+++ Supplied information +++

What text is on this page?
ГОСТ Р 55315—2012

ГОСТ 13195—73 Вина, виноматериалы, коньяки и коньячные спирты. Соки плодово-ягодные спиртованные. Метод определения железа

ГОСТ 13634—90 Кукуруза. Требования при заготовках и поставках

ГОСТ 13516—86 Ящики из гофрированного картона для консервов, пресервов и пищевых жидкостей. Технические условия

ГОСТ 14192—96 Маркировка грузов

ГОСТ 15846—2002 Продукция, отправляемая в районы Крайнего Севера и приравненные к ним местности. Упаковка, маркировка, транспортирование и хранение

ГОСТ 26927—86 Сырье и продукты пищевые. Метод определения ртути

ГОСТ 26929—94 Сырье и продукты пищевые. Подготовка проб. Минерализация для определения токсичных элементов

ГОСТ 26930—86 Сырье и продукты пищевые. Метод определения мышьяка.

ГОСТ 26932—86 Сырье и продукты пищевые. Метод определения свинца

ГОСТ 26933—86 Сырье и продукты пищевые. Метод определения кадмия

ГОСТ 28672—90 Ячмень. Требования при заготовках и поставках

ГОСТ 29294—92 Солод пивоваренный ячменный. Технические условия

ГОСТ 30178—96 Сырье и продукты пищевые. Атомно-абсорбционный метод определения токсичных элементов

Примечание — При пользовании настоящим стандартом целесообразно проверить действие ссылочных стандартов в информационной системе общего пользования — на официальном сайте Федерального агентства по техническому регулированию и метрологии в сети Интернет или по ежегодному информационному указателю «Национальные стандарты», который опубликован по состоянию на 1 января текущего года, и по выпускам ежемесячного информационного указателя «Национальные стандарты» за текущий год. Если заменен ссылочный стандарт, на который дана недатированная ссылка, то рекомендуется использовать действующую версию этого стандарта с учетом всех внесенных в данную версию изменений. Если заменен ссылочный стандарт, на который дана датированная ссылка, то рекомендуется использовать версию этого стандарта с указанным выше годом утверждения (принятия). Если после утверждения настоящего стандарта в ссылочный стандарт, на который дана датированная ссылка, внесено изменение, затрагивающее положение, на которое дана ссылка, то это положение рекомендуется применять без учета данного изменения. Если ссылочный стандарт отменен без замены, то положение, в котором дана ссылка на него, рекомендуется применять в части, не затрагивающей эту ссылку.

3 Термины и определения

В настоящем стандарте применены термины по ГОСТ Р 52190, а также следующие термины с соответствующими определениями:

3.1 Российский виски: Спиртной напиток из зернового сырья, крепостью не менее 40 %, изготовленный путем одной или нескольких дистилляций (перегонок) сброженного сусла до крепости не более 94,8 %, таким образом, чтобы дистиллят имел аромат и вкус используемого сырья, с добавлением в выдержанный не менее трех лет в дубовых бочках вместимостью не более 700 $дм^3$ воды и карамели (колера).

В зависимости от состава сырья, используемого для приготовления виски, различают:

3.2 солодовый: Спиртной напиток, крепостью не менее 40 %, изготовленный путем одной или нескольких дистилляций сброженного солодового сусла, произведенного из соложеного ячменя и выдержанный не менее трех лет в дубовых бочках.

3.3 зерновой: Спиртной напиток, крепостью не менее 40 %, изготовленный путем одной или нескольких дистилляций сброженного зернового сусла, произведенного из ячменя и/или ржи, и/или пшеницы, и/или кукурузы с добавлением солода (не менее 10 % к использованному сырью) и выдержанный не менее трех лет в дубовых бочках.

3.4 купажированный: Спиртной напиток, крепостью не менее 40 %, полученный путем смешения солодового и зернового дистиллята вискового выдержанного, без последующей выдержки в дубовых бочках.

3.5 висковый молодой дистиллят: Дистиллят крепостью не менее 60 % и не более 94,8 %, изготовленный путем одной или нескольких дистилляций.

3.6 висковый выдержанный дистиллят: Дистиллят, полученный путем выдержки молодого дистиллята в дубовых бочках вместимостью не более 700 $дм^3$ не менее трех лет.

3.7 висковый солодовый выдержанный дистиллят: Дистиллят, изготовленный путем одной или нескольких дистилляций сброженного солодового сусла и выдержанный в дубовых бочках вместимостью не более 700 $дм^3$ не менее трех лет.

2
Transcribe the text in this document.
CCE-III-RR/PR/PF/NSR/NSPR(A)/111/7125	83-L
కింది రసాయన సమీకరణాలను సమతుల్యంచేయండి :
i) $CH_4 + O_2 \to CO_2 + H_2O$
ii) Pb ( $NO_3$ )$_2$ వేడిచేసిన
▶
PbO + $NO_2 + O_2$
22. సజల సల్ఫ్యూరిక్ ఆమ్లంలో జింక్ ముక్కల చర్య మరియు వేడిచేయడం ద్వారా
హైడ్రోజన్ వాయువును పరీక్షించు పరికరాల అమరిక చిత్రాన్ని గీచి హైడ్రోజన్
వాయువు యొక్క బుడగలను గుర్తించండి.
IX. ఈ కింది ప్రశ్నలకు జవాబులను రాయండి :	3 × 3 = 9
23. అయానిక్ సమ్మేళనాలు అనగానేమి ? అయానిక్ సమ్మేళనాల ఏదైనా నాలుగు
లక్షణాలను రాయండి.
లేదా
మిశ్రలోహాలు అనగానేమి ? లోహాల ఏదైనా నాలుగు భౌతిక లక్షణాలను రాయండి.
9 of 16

+++

> [Short problem] Without omitting anything, output the entries exactly.

> [Answer to this task]
What text is on this page?
ГОСТ Р 55315—2012

ГОСТ 13195—73 Вина, виноматериалы, коньяки и коньячные спирты. Соки плодово-ягодные спиртованные. Метод определения железа

ГОСТ 13634—90 Кукуруза. Требования при заготовках и поставках

ГОСТ 13516—86 Ящики из гофрированного картона для консервов, пресервов и пищевых жидкостей. Технические условия

ГОСТ 14192—96 Маркировка грузов

ГОСТ 15846—2002 Продукция, отправляемая в районы Крайнего Севера и приравненные к ним местности. Упаковка, маркировка, транспортирование и хранение

ГОСТ 26927—86 Сырье и продукты пищевые. Метод определения ртути

ГОСТ 26929—94 Сырье и продукты пищевые. Подготовка проб. Минерализация для определения токсичных элементов

ГОСТ 26930—86 Сырье и продукты пищевые. Метод определения мышьяка.

ГОСТ 26932—86 Сырье и продукты пищевые. Метод определения свинца

ГОСТ 26933—86 Сырье и продукты пищевые. Метод определения кадмия

ГОСТ 28672—90 Ячмень. Требования при заготовках и поставках

ГОСТ 29294—92 Солод пивоваренный ячменный. Технические условия

ГОСТ 30178—96 Сырье и продукты пищевые. Атомно-абсорбционный метод определения токсичных элементов

Примечание — При пользовании настоящим стандартом целесообразно проверить действие ссылочных стандартов в информационной системе общего пользования — на официальном сайте Федерального агентства по техническому регулированию и метрологии в сети Интернет или по ежегодному информационному указателю «Национальные стандарты», который опубликован по состоянию на 1 января текущего года, и по выпускам ежемесячного информационного указателя «Национальные стандарты» за текущий год. Если заменен ссылочный стандарт, на который дана недатированная ссылка, то рекомендуется использовать действующую версию этого стандарта с учетом всех внесенных в данную версию изменений. Если заменен ссылочный стандарт, на который дана датированная ссылка, то рекомендуется использовать версию этого стандарта с указанным выше годом утверждения (принятия). Если после утверждения настоящего стандарта в ссылочный стандарт, на который дана датированная ссылка, внесено изменение, затрагивающее положение, на которое дана ссылка, то это положение рекомендуется применять без учета данного изменения. Если ссылочный стандарт отменен без замены, то положение, в котором дана ссылка на него, рекомендуется применять в части, не затрагивающей эту ссылку.

3 Термины и определения

В настоящем стандарте применены термины по ГОСТ Р 52190, а также следующие термины с соответствующими определениями:

3.1 Российский виски: Спиртной напиток из зернового сырья, крепостью не менее 40 %, изготовленный путем одной или нескольких дистилляций (перегонок) сброженного сусла до крепости не более 94,8 %, таким образом, чтобы дистиллят имел аромат и вкус используемого сырья, с добавлением в выдержанный не менее трех лет в дубовых бочках вместимостью не более 700 $дм^3$ воды и карамели (колера).

В зависимости от состава сырья, используемого для приготовления виски, различают:

3.2 солодовый: Спиртной напиток, крепостью не менее 40 %, изготовленный путем одной или нескольких дистилляций сброженного солодового сусла, произведенного из соложеного ячменя и выдержанный не менее трех лет в дубовых бочках.

3.3 зерновой: Спиртной напиток, крепостью не менее 40 %, изготовленный путем одной или нескольких дистилляций сброженного зернового сусла, произведенного из ячменя и/или ржи, и/или пшеницы, и/или кукурузы с добавлением солода (не менее 10 % к использованному сырью) и выдержанный не менее трех лет в дубовых бочках.

3.4 купажированный: Спиртной напиток, крепостью не менее 40 %, полученный путем смешения солодового и зернового дистиллята вискового выдержанного, без последующей выдержки в дубовых бочках.

3.5 висковый молодой дистиллят: Дистиллят крепостью не менее 60 % и не более 94,8 %, изготовленный путем одной или нескольких дистилляций.

3.6 висковый выдержанный дистиллят: Дистиллят, полученный путем выдержки молодого дистиллята в дубовых бочках вместимостью не более 700 $дм^3$ не менее трех лет.

3.7 висковый солодовый выдержанный дистиллят: Дистиллят, изготовленный путем одной или нескольких дистилляций сброженного солодового сусла и выдержанный в дубовых бочках вместимостью не более 700 $дм^3$ не менее трех лет.

2
Transcribe the text in this document.
CCE-III-RR/PR/PF/NSR/NSPR(A)/111/7125	83-L
కింది రసాయన సమీకరణాలను సమతుల్యంచేయండి :
i) $CH_4 + O_2 \to CO_2 + H_2O$
ii) Pb ( $NO_3$ )$_2$ వేడిచేసిన
▶
PbO + $NO_2 + O_2$
22. సజల సల్ఫ్యూరిక్ ఆమ్లంలో జింక్ ముక్కల చర్య మరియు వేడిచేయడం ద్వారా
హైడ్రోజన్ వాయువును పరీక్షించు పరికరాల అమరిక చిత్రాన్ని గీచి హైడ్రోజన్
వాయువు యొక్క బుడగలను గుర్తించండి.
IX. ఈ కింది ప్రశ్నలకు జవాబులను రాయండి :	3 × 3 = 9
23. అయానిక్ సమ్మేళనాలు అనగానేమి ? అయానిక్ సమ్మేళనాల ఏదైనా నాలుగు
లక్షణాలను రాయండి.
లేదా
మిశ్రలోహాలు అనగానేమి ? లోహాల ఏదైనా నాలుగు భౌతిక లక్షణాలను రాయండి.
9 of 16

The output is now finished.